**BRIEF A**
Quote every sentence in the Memorial Week essay that contains a form of the word "witness."
**BRIEF B**
In the Memorial Week essay, where did the family display the flag the stranger brought?
**BRIEF C**
Return the passage of the Memorial Week essay between "It’s shaped up" and "brother’s memorial service.", inclusive.

**PASSAGE FOR REVIEW**
It’s shaped up to be quite a Memorial Week – bookended with Monday’s holiday and Thursday’s traditional commemoration, which also happens to be the closing ceremony for World Trade Center recovery efforts. And there’s been a whole lot of witnessing going on.

A week after my parents lost their oldest son – my brother, Jim – at the World Trade Center on Sept. 11, we were gathered on the front porch of our family home when a car drove up. A man, whom we had never met, had apparently read about our loss in the local paper. He mounted our steps with a crisply folded American flag. “Are you the mother?” he inquired, handing it over. Mom asked him who he was; he replied, “that’s not important,” and he left. The flag was his witness, the only thing he had to give us. We displayed it at my brother’s memorial service.

As a member of Sept. 11 Families for Peaceful Tomorrows – a group of family members of Sept. 11 victims seeking alternatives to war – I speak publicly about the loss of my brother. My witness of that day and the days that have followed are the only thing I have to share. Other members of our group bear witness to their winter visit to Afghanistan, where they learned firsthand the results of the U.S.-led bombing on its civilian population.

**RECORDS SHOWN**
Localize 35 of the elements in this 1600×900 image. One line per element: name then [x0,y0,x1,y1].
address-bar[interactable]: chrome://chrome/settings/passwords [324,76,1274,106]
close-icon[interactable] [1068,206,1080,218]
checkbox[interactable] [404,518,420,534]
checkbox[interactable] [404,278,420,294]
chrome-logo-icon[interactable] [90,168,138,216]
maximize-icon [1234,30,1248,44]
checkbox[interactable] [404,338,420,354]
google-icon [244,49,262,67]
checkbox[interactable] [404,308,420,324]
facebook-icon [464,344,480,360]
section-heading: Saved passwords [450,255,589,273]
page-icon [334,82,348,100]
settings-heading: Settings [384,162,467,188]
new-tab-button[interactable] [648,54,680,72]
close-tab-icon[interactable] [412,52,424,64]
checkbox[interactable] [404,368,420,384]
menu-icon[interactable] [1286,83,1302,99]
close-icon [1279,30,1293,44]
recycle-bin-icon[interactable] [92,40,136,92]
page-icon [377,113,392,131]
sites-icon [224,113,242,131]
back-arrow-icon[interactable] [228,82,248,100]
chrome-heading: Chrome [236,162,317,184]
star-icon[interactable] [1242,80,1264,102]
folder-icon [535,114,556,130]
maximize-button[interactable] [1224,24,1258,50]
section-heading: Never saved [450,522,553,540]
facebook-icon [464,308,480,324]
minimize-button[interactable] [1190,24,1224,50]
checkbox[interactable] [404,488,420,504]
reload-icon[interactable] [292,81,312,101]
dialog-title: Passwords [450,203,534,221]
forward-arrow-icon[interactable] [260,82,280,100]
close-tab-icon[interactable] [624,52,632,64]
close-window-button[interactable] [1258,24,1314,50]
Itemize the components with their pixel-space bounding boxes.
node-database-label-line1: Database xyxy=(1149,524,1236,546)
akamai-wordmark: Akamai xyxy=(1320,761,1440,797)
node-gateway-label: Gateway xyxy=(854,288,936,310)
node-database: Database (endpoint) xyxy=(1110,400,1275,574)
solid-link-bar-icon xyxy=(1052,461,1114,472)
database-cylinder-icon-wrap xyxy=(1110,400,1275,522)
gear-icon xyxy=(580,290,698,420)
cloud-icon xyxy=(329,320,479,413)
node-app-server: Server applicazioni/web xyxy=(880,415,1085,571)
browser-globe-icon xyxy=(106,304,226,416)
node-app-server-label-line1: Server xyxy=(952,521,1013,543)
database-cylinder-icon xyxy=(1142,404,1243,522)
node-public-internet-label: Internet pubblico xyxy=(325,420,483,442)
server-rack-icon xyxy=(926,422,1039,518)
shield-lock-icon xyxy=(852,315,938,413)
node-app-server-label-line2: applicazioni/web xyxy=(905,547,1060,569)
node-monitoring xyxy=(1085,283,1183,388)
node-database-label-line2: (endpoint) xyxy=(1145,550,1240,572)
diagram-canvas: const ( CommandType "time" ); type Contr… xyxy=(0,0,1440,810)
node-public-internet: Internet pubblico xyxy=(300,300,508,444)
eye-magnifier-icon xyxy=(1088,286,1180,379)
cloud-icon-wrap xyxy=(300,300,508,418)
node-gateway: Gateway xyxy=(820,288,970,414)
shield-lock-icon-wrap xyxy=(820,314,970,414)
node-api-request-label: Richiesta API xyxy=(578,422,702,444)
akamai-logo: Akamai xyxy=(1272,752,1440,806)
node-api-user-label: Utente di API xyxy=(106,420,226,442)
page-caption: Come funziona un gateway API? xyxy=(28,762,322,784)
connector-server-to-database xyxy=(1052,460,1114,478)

**ANSWER SPACE A**
1. "And there’s been a whole lot of witnessing going on."
2. "The flag was his witness, the only thing he had to give us."
3. "My witness of that day and the days that have followed are the only thing I have to share."
4. "Other members of our group bear witness to their winter visit to Afghanistan, where they learned firsthand the results of the U.S.-led bombing on its civilian population."

**ANSWER SPACE B**
At the brother's memorial service.

**ANSWER SPACE C**
It’s shaped up to be quite a Memorial Week – bookended with Monday’s holiday and Thursday’s traditional commemoration, which also happens to be the closing ceremony for World Trade Center recovery efforts. And there’s been a whole lot of witnessing going on.

A week after my parents lost their oldest son – my brother, Jim – at the World Trade Center on Sept. 11, we were gathered on the front porch of our family home when a car drove up. A man, whom we had never met, had apparently read about our loss in the local paper. He mounted our steps with a crisply folded American flag. “Are you the mother?” he inquired, handing it over. Mom asked him who he was; he replied, “that’s not important,” and he left. The flag was his witness, the only thing he had to give us. We displayed it at my brother’s memorial service.